=== RECORDS SUPPLIED ===
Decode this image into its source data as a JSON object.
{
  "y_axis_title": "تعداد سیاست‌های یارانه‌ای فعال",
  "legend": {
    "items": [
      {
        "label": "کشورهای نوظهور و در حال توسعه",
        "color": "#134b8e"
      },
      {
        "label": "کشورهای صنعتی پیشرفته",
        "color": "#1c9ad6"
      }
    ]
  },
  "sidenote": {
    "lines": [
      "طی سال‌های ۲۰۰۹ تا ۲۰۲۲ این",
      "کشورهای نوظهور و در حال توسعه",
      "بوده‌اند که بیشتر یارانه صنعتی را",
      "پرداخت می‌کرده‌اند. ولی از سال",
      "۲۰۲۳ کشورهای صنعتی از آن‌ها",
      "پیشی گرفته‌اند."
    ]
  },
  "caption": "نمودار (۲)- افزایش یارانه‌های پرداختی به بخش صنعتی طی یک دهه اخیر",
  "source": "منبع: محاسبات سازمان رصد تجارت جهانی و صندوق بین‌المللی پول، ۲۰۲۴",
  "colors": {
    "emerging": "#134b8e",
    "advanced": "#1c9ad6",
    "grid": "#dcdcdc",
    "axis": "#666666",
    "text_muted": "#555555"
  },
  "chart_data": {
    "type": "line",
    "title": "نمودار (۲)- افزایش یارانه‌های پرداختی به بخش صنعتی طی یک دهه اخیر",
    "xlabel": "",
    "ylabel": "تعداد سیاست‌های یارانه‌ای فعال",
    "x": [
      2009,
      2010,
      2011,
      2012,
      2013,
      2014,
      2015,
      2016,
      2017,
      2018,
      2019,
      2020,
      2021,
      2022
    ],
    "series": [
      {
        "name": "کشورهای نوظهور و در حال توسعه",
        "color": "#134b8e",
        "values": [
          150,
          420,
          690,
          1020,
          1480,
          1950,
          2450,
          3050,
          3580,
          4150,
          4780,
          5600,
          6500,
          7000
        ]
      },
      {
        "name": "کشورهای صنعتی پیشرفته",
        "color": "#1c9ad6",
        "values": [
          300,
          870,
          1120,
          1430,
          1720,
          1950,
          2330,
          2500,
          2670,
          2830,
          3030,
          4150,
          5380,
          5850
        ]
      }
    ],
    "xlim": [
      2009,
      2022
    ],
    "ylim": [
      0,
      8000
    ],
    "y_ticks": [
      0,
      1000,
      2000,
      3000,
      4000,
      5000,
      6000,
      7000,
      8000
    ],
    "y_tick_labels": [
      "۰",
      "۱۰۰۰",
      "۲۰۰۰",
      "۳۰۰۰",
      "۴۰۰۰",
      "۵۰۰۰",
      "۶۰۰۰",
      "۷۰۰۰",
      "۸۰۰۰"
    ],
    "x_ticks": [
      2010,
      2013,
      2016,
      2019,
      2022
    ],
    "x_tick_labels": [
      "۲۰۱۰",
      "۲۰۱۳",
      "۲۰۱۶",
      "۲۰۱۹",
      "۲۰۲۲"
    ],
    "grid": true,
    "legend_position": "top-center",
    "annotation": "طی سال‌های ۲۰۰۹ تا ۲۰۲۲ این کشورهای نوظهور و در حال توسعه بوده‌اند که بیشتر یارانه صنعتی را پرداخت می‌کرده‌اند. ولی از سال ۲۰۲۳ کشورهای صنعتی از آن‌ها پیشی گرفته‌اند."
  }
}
===
WHAT YOU NEED TO DO: Quote each line of the data above exactly as written.

ANSWER TO THIS EXERCISE:
Decode this image into its source data as a JSON object.
{
  "y_axis_title": "تعداد سیاست‌های یارانه‌ای فعال",
  "legend": {
    "items": [
      {
        "label": "کشورهای نوظهور و در حال توسعه",
        "color": "#134b8e"
      },
      {
        "label": "کشورهای صنعتی پیشرفته",
        "color": "#1c9ad6"
      }
    ]
  },
  "sidenote": {
    "lines": [
      "طی سال‌های ۲۰۰۹ تا ۲۰۲۲ این",
      "کشورهای نوظهور و در حال توسعه",
      "بوده‌اند که بیشتر یارانه صنعتی را",
      "پرداخت می‌کرده‌اند. ولی از سال",
      "۲۰۲۳ کشورهای صنعتی از آن‌ها",
      "پیشی گرفته‌اند."
    ]
  },
  "caption": "نمودار (۲)- افزایش یارانه‌های پرداختی به بخش صنعتی طی یک دهه اخیر",
  "source": "منبع: محاسبات سازمان رصد تجارت جهانی و صندوق بین‌المللی پول، ۲۰۲۴",
  "colors": {
    "emerging": "#134b8e",
    "advanced": "#1c9ad6",
    "grid": "#dcdcdc",
    "axis": "#666666",
    "text_muted": "#555555"
  },
  "chart_data": {
    "type": "line",
    "title": "نمودار (۲)- افزایش یارانه‌های پرداختی به بخش صنعتی طی یک دهه اخیر",
    "xlabel": "",
    "ylabel": "تعداد سیاست‌های یارانه‌ای فعال",
    "x": [
      2009,
      2010,
      2011,
      2012,
      2013,
      2014,
      2015,
      2016,
      2017,
      2018,
      2019,
      2020,
      2021,
      2022
    ],
    "series": [
      {
        "name": "کشورهای نوظهور و در حال توسعه",
        "color": "#134b8e",
        "values": [
          150,
          420,
          690,
          1020,
          1480,
          1950,
          2450,
          3050,
          3580,
          4150,
          4780,
          5600,
          6500,
          7000
        ]
      },
      {
        "name": "کشورهای صنعتی پیشرفته",
        "color": "#1c9ad6",
        "values": [
          300,
          870,
          1120,
          1430,
          1720,
          1950,
          2330,
          2500,
          2670,
          2830,
          3030,
          4150,
          5380,
          5850
        ]
      }
    ],
    "xlim": [
      2009,
      2022
    ],
    "ylim": [
      0,
      8000
    ],
    "y_ticks": [
      0,
      1000,
      2000,
      3000,
      4000,
      5000,
      6000,
      7000,
      8000
    ],
    "y_tick_labels": [
      "۰",
      "۱۰۰۰",
      "۲۰۰۰",
      "۳۰۰۰",
      "۴۰۰۰",
      "۵۰۰۰",
      "۶۰۰۰",
      "۷۰۰۰",
      "۸۰۰۰"
    ],
    "x_ticks": [
      2010,
      2013,
      2016,
      2019,
      2022
    ],
    "x_tick_labels": [
      "۲۰۱۰",
      "۲۰۱۳",
      "۲۰۱۶",
      "۲۰۱۹",
      "۲۰۲۲"
    ],
    "grid": true,
    "legend_position": "top-center",
    "annotation": "طی سال‌های ۲۰۰۹ تا ۲۰۲۲ این کشورهای نوظهور و در حال توسعه بوده‌اند که بیشتر یارانه صنعتی را پرداخت می‌کرده‌اند. ولی از سال ۲۰۲۳ کشورهای صنعتی از آن‌ها پیشی گرفته‌اند."
  }
}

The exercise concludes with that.